**DATA PROVIDED**.

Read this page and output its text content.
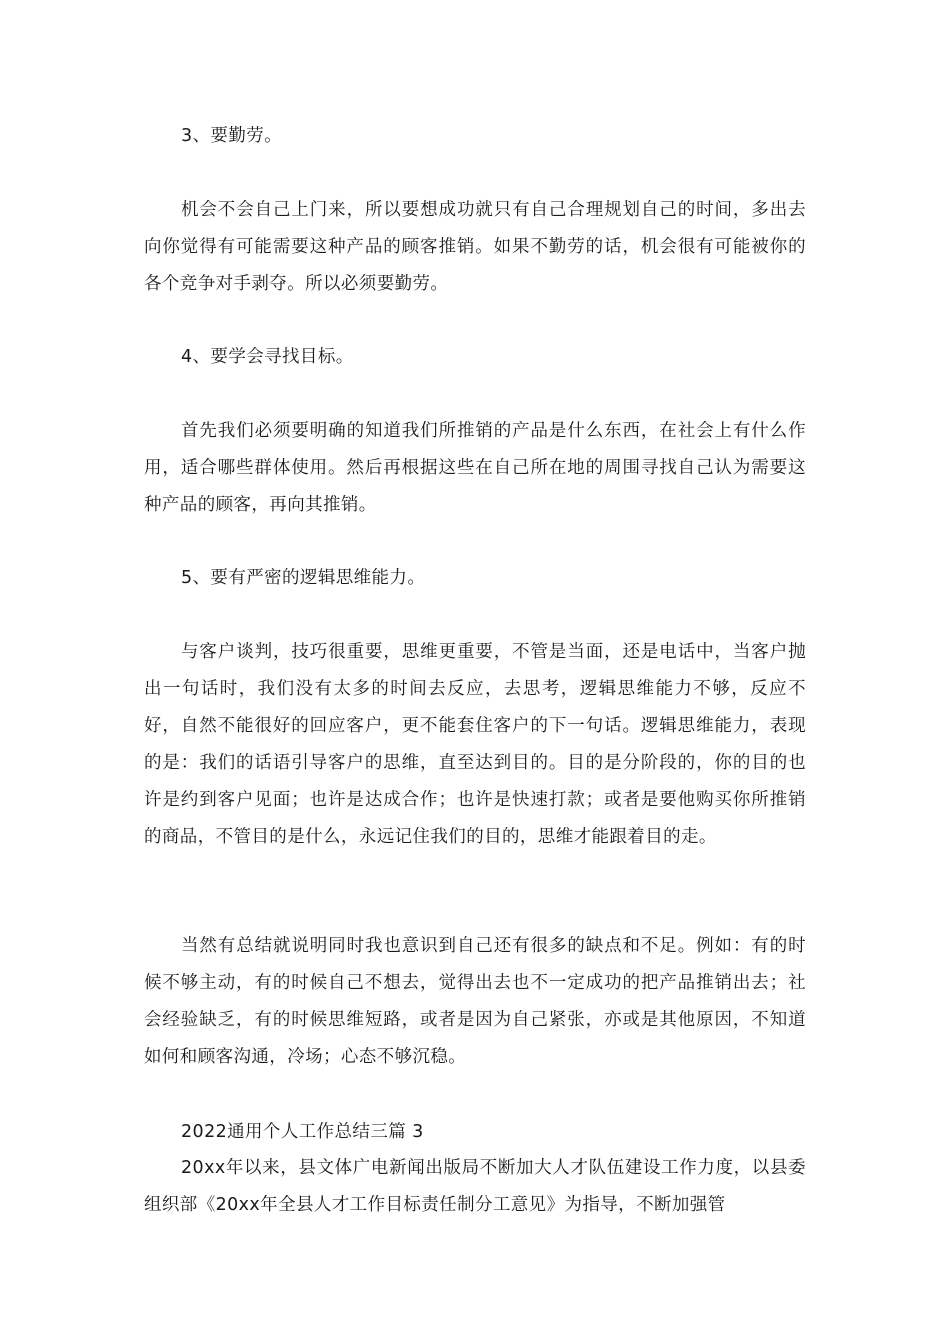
3、要勤劳。

机会不会自己上门来，所以要想成功就只有自己合理规划自己的时间，多出去向你觉得有可能需要这种产品的顾客推销。如果不勤劳的话，机会很有可能被你的各个竞争对手剥夺。所以必须要勤劳。

4、要学会寻找目标。

首先我们必须要明确的知道我们所推销的产品是什么东西，在社会上有什么作用，适合哪些群体使用。然后再根据这些在自己所在地的周围寻找自己认为需要这种产品的顾客，再向其推销。

5、要有严密的逻辑思维能力。

与客户谈判，技巧很重要，思维更重要，不管是当面，还是电话中，当客户抛出一句话时，我们没有太多的时间去反应，去思考，逻辑思维能力不够，反应不好，自然不能很好的回应客户，更不能套住客户的下一句话。逻辑思维能力，表现的是：我们的话语引导客户的思维，直至达到目的。目的是分阶段的，你的目的也许是约到客户见面；也许是达成合作；也许是快速打款；或者是要他购买你所推销的商品，不管目的是什么，永远记住我们的目的，思维才能跟着目的走。

当然有总结就说明同时我也意识到自己还有很多的缺点和不足。例如：有的时候不够主动，有的时候自己不想去，觉得出去也不一定成功的把产品推销出去；社会经验缺乏，有的时候思维短路，或者是因为自己紧张，亦或是其他原因，不知道如何和顾客沟通，冷场；心态不够沉稳。

2022通用个人工作总结三篇 3

20xx年以来，县文体广电新闻出版局不断加大人才队伍建设工作力度，以县委组织部《20xx年全县人才工作目标责任制分工意见》为指导，不断加强管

**EXERCISE PROMPT**. Copy out each line exactly, without the pictures.

**RESULT OF THIS EXERCISE**.
Read this page and output its text content.
3、要勤劳。

机会不会自己上门来，所以要想成功就只有自己合理规划自己的时间，多出去向你觉得有可能需要这种产品的顾客推销。如果不勤劳的话，机会很有可能被你的各个竞争对手剥夺。所以必须要勤劳。

4、要学会寻找目标。

首先我们必须要明确的知道我们所推销的产品是什么东西，在社会上有什么作用，适合哪些群体使用。然后再根据这些在自己所在地的周围寻找自己认为需要这种产品的顾客，再向其推销。

5、要有严密的逻辑思维能力。

与客户谈判，技巧很重要，思维更重要，不管是当面，还是电话中，当客户抛出一句话时，我们没有太多的时间去反应，去思考，逻辑思维能力不够，反应不好，自然不能很好的回应客户，更不能套住客户的下一句话。逻辑思维能力，表现的是：我们的话语引导客户的思维，直至达到目的。目的是分阶段的，你的目的也许是约到客户见面；也许是达成合作；也许是快速打款；或者是要他购买你所推销的商品，不管目的是什么，永远记住我们的目的，思维才能跟着目的走。

当然有总结就说明同时我也意识到自己还有很多的缺点和不足。例如：有的时候不够主动，有的时候自己不想去，觉得出去也不一定成功的把产品推销出去；社会经验缺乏，有的时候思维短路，或者是因为自己紧张，亦或是其他原因，不知道如何和顾客沟通，冷场；心态不够沉稳。

2022通用个人工作总结三篇 3

20xx年以来，县文体广电新闻出版局不断加大人才队伍建设工作力度，以县委组织部《20xx年全县人才工作目标责任制分工意见》为指导，不断加强管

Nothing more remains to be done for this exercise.